Task details: Type the records out again in full, exactly.

-- Materials provided start --

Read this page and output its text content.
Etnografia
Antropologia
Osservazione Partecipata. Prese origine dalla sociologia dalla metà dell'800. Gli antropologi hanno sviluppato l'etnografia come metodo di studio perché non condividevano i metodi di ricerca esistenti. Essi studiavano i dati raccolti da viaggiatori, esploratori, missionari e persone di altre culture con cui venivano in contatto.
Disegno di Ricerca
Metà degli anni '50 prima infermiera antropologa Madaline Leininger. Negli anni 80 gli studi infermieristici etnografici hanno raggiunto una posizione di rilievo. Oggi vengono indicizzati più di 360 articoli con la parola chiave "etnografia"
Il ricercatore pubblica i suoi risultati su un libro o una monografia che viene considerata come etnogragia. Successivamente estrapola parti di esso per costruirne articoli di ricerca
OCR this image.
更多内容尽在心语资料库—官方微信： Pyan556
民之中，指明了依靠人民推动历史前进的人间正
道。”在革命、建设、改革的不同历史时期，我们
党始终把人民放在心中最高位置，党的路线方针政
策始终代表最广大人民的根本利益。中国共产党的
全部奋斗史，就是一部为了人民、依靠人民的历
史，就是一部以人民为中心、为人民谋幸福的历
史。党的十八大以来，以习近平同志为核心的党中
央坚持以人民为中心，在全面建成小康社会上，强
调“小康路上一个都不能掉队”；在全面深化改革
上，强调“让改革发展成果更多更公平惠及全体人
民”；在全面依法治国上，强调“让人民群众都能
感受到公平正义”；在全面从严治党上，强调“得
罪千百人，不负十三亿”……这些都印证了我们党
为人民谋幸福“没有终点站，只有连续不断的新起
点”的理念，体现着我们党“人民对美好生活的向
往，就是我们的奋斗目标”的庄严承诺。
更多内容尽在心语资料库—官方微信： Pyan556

-- Materials provided end --

Solution for this task:
Read this page and output its text content.
Etnografia
Antropologia
Osservazione Partecipata. Prese origine dalla sociologia dalla metà dell'800. Gli antropologi hanno sviluppato l'etnografia come metodo di studio perché non condividevano i metodi di ricerca esistenti. Essi studiavano i dati raccolti da viaggiatori, esploratori, missionari e persone di altre culture con cui venivano in contatto.
Disegno di Ricerca
Metà degli anni '50 prima infermiera antropologa Madaline Leininger. Negli anni 80 gli studi infermieristici etnografici hanno raggiunto una posizione di rilievo. Oggi vengono indicizzati più di 360 articoli con la parola chiave "etnografia"
Il ricercatore pubblica i suoi risultati su un libro o una monografia che viene considerata come etnogragia. Successivamente estrapola parti di esso per costruirne articoli di ricerca
OCR this image.
更多内容尽在心语资料库—官方微信： Pyan556
民之中，指明了依靠人民推动历史前进的人间正
道。”在革命、建设、改革的不同历史时期，我们
党始终把人民放在心中最高位置，党的路线方针政
策始终代表最广大人民的根本利益。中国共产党的
全部奋斗史，就是一部为了人民、依靠人民的历
史，就是一部以人民为中心、为人民谋幸福的历
史。党的十八大以来，以习近平同志为核心的党中
央坚持以人民为中心，在全面建成小康社会上，强
调“小康路上一个都不能掉队”；在全面深化改革
上，强调“让改革发展成果更多更公平惠及全体人
民”；在全面依法治国上，强调“让人民群众都能
感受到公平正义”；在全面从严治党上，强调“得
罪千百人，不负十三亿”……这些都印证了我们党
为人民谋幸福“没有终点站，只有连续不断的新起
点”的理念，体现着我们党“人民对美好生活的向
往，就是我们的奋斗目标”的庄严承诺。
更多内容尽在心语资料库—官方微信： Pyan556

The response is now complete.